(A run of records)
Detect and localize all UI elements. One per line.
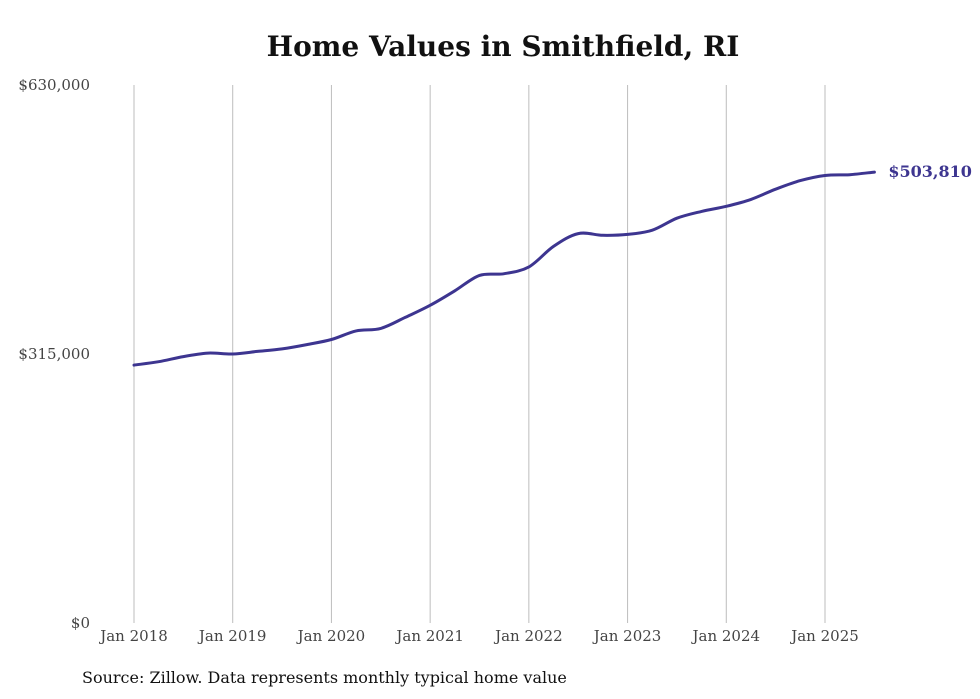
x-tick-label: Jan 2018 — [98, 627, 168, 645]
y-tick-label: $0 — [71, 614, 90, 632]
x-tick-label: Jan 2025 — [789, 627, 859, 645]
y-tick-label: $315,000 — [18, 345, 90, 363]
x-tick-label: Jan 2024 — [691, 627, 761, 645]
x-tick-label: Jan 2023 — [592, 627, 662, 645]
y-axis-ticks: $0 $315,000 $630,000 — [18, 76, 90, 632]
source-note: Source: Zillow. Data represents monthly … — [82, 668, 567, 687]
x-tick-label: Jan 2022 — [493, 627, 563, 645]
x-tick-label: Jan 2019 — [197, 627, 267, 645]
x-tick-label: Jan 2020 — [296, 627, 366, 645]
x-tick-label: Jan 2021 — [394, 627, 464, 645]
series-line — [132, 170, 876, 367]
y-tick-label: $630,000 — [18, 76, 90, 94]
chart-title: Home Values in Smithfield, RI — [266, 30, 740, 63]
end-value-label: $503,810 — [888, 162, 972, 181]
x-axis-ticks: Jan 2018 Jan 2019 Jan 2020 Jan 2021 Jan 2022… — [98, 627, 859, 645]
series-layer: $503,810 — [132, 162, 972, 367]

→ **Instructions for the task**: Update the items so that every "x-tick-label" reads "x-axis-label", changing nothing else, and omit the pictures from your answer.

→ **Task answer**:
Detect and localize all UI elements. One per line.
x-axis-label: Jan 2018 — [98, 627, 168, 645]
y-tick-label: $0 — [71, 614, 90, 632]
x-axis-label: Jan 2025 — [789, 627, 859, 645]
y-tick-label: $315,000 — [18, 345, 90, 363]
x-axis-label: Jan 2024 — [691, 627, 761, 645]
x-axis-label: Jan 2023 — [592, 627, 662, 645]
y-axis-ticks: $0 $315,000 $630,000 — [18, 76, 90, 632]
source-note: Source: Zillow. Data represents monthly … — [82, 668, 567, 687]
x-axis-label: Jan 2022 — [493, 627, 563, 645]
x-axis-label: Jan 2019 — [197, 627, 267, 645]
x-axis-label: Jan 2020 — [296, 627, 366, 645]
x-axis-label: Jan 2021 — [394, 627, 464, 645]
series-line — [132, 170, 876, 367]
y-tick-label: $630,000 — [18, 76, 90, 94]
chart-title: Home Values in Smithfield, RI — [266, 30, 740, 63]
end-value-label: $503,810 — [888, 162, 972, 181]
x-axis-ticks: Jan 2018 Jan 2019 Jan 2020 Jan 2021 Jan 2022… — [98, 627, 859, 645]
series-layer: $503,810 — [132, 162, 972, 367]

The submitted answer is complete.